> What to work on
Repeat every entry word for word, but leave the images out of your copy.

:: Material ::

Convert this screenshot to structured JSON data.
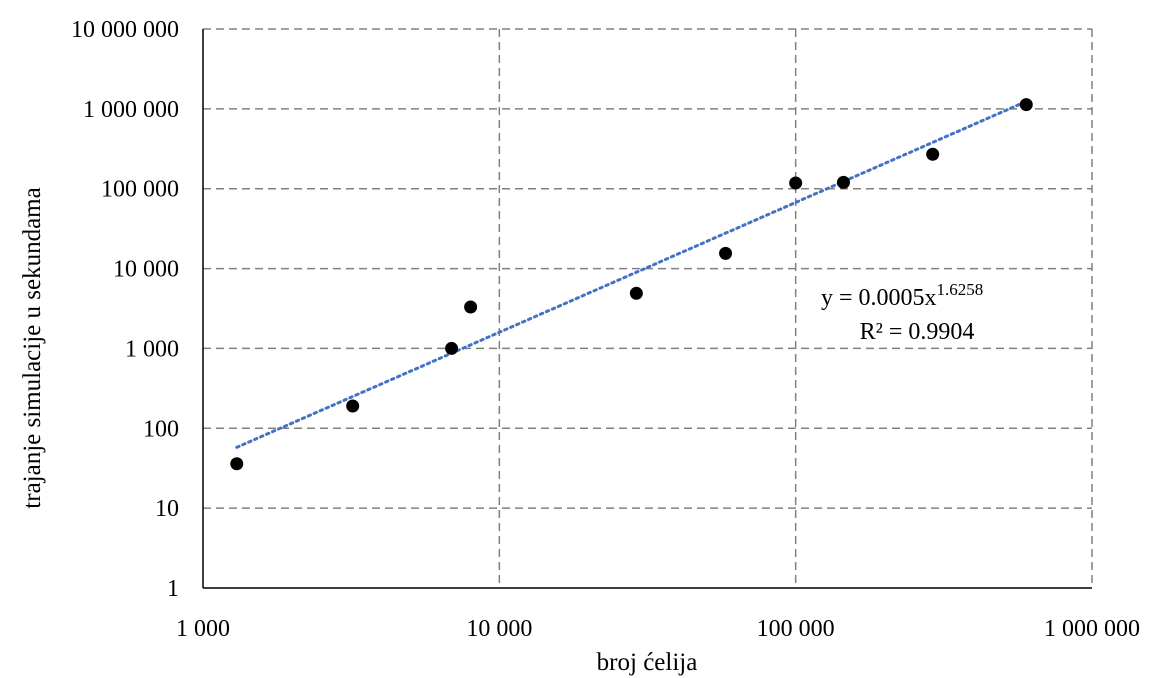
{
  "chart_data": {
    "type": "scatter",
    "title": "",
    "xlabel": "broj ćelija",
    "ylabel": "trajanje simulacije u sekundama",
    "x_scale": "log",
    "y_scale": "log",
    "xlim": [
      1000,
      1000000
    ],
    "ylim": [
      1,
      10000000
    ],
    "x_ticks": [
      1000,
      10000,
      100000,
      1000000
    ],
    "x_tick_labels": [
      "1 000",
      "10 000",
      "100 000",
      "1 000 000"
    ],
    "y_ticks": [
      1,
      10,
      100,
      1000,
      10000,
      100000,
      1000000,
      10000000
    ],
    "y_tick_labels": [
      "1",
      "10",
      "100",
      "1 000",
      "10 000",
      "100 000",
      "1 000 000",
      "10 000 000"
    ],
    "grid": true,
    "legend": "none",
    "series": [
      {
        "x": [
          1300,
          3200,
          6900,
          8000,
          29000,
          58000,
          100000,
          145000,
          290000,
          600000
        ],
        "y": [
          36,
          190,
          1000,
          3300,
          4900,
          15500,
          118000,
          120000,
          270000,
          1130000
        ],
        "marker_color": "#000000"
      }
    ],
    "trendline": {
      "type": "power",
      "coefficient": 0.0005,
      "exponent": 1.6258,
      "x_range": [
        1300,
        600000
      ],
      "color": "#4472C4",
      "equation_base": "y = 0.0005x",
      "equation_exponent": "1.6258",
      "r_squared_text": "R² = 0.9904"
    }
  }
}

:::

> Response to this task
Convert this screenshot to structured JSON data.
{
  "chart_data": {
    "type": "scatter",
    "title": "",
    "xlabel": "broj ćelija",
    "ylabel": "trajanje simulacije u sekundama",
    "x_scale": "log",
    "y_scale": "log",
    "xlim": [
      1000,
      1000000
    ],
    "ylim": [
      1,
      10000000
    ],
    "x_ticks": [
      1000,
      10000,
      100000,
      1000000
    ],
    "x_tick_labels": [
      "1 000",
      "10 000",
      "100 000",
      "1 000 000"
    ],
    "y_ticks": [
      1,
      10,
      100,
      1000,
      10000,
      100000,
      1000000,
      10000000
    ],
    "y_tick_labels": [
      "1",
      "10",
      "100",
      "1 000",
      "10 000",
      "100 000",
      "1 000 000",
      "10 000 000"
    ],
    "grid": true,
    "legend": "none",
    "series": [
      {
        "x": [
          1300,
          3200,
          6900,
          8000,
          29000,
          58000,
          100000,
          145000,
          290000,
          600000
        ],
        "y": [
          36,
          190,
          1000,
          3300,
          4900,
          15500,
          118000,
          120000,
          270000,
          1130000
        ],
        "marker_color": "#000000"
      }
    ],
    "trendline": {
      "type": "power",
      "coefficient": 0.0005,
      "exponent": 1.6258,
      "x_range": [
        1300,
        600000
      ],
      "color": "#4472C4",
      "equation_base": "y = 0.0005x",
      "equation_exponent": "1.6258",
      "r_squared_text": "R² = 0.9904"
    }
  }
}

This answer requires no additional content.